Supplied text:

-- begin --

Strait to stagnation: Why not even soaring oil prices can offset the decline of the Russian economy

Russia’s budget deficit in January–April nearly doubled when compared with the same period last year, reaching almost 6 trillion rubles, already far exceeding the annual target. The authorities acknowledge this, but have no intention of changing course: interest rates remain high, and these are combining with higher taxes to squeeze businesses. The rise in oil prices to $95 per barrel — a consequence of the closure of the Strait of Hormuz amid the escalation of the conflict in the Persian Gulf — will partially improve the budget arithmetic, but the difference between optimistic and pessimistic oil-price scenarios amounts to only 3 trillion rubles. That is not enough to close the budget hole or halt the decline in a range of civilian production sectors, some of which are down by as much as 10%. Meanwhile, government debt is growing faster than GDP, and Russia is gradually losing what for the past 20 years had been considered its main macroeconomic advantage: the lowest debt burden among major economies.

Economy: from decline to partial recovery

At the beginning of 2026, the Russian economy shifted from slowing growth to outright contraction. In January, GDP fell by 1.8% year-on-year, and by 1.1% in February. Even Vladimir Putin, during meetings on economic issues, consistently spoke of the deterioration of macroeconomic indicators, noting that “for two consecutive months now, economic momentum has unfortunately been declining.”

But in March, the trajectory changed. According to the Ministry of Economic Development, GDP grew by 1.8% year-on-year, thereby recouping almost all of the previous decline. As a result, first-quarter GDP fell by only 0.3%.

The decline is partly explained by a calendar effect: January 2026 had two fewer working days than January 2025, while February had one fewer day. But the reasons go far beyond the calendar. Naturally, the list of causes should begin with massive military spending and, as a consequence, higher taxes — especially VAT, which at the start of the year was expanded to a wider range of payers, with rate hikes for many. Such explanations are conspicuously absent from Putin’s official statements.

If one looks at the data for individual sectors, it becomes clear that most non-military industries remain under pressure. Industrial production is slightly positive, up 0.3%. However, manufacturing output declined by 0.7%, with production of metals, automobiles, construction materials, paper, printed products, and clothing falling by more than 10%. In these sectors, both demand and production capacity are declining as companies suffer from higher taxes, the diversion of resources into the military sphere, internet restrictions, worsening expectations, and the loss of access to foreign technologies.

-- end --

Directive a: According to the article on the Russian economy, by how much did GDP grow year-on-year in March?
The records that follow are unrelated to the article on the Russian economy.

Entries shown:
-- begin --

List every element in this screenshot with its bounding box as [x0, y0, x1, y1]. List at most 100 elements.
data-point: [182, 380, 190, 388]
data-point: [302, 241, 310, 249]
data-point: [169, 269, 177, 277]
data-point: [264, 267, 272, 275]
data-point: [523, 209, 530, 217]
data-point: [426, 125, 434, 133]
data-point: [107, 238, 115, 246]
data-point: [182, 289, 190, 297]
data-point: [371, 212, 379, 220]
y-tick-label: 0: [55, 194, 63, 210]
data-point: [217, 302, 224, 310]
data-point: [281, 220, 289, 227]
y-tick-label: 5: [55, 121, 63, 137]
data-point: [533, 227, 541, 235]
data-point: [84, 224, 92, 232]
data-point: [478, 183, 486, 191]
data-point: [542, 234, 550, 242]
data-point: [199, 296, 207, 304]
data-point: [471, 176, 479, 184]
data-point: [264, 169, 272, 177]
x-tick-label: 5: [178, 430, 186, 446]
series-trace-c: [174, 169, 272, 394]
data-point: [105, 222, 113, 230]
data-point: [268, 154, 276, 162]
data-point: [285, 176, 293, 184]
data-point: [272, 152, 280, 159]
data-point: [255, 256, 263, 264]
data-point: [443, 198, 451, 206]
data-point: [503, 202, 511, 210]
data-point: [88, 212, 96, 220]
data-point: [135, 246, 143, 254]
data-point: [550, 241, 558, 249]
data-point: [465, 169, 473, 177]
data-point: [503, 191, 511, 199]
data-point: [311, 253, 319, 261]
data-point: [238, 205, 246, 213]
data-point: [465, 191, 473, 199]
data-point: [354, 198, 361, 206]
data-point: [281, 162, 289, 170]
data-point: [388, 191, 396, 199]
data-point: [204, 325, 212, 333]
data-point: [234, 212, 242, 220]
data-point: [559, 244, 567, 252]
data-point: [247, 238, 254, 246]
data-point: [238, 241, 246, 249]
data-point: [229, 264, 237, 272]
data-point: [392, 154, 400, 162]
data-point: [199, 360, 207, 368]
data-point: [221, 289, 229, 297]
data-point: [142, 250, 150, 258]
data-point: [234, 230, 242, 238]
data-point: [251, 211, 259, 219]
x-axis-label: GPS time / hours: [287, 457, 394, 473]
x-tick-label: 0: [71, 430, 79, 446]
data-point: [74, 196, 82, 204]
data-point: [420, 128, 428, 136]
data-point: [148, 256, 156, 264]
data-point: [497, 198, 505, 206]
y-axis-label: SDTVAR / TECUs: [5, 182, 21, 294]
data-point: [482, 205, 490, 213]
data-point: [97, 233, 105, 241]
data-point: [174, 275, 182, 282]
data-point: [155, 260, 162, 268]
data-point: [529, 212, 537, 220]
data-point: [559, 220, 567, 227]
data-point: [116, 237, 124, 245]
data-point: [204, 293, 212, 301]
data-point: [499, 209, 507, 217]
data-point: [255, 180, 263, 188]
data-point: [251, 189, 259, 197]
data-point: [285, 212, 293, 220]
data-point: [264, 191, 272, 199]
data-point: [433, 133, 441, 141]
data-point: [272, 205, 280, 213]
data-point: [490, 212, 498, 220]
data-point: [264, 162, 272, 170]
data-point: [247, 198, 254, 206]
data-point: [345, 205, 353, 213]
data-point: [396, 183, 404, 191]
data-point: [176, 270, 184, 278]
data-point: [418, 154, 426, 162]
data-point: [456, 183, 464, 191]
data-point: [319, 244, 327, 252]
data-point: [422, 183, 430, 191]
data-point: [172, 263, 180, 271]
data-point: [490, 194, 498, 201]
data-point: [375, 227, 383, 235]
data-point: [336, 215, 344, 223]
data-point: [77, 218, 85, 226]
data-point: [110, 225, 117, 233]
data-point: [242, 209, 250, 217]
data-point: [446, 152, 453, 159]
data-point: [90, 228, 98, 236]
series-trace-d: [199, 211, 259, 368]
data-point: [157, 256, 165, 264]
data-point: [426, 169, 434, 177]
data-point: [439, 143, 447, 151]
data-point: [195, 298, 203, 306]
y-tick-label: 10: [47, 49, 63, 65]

-- end --

Directive b: Swap "screenshot" for "chart image" in the records, from their first line down to and including the line containing "data-point: [523, 209, 530, 217]". Leave everything else unchanged, and return only those lines.

Final answer a: 1.8%

Final answer b:
List every element in this chart image with its bounding box as [x0, y0, x1, y1]. List at most 100 elements.
data-point: [182, 380, 190, 388]
data-point: [302, 241, 310, 249]
data-point: [169, 269, 177, 277]
data-point: [264, 267, 272, 275]
data-point: [523, 209, 530, 217]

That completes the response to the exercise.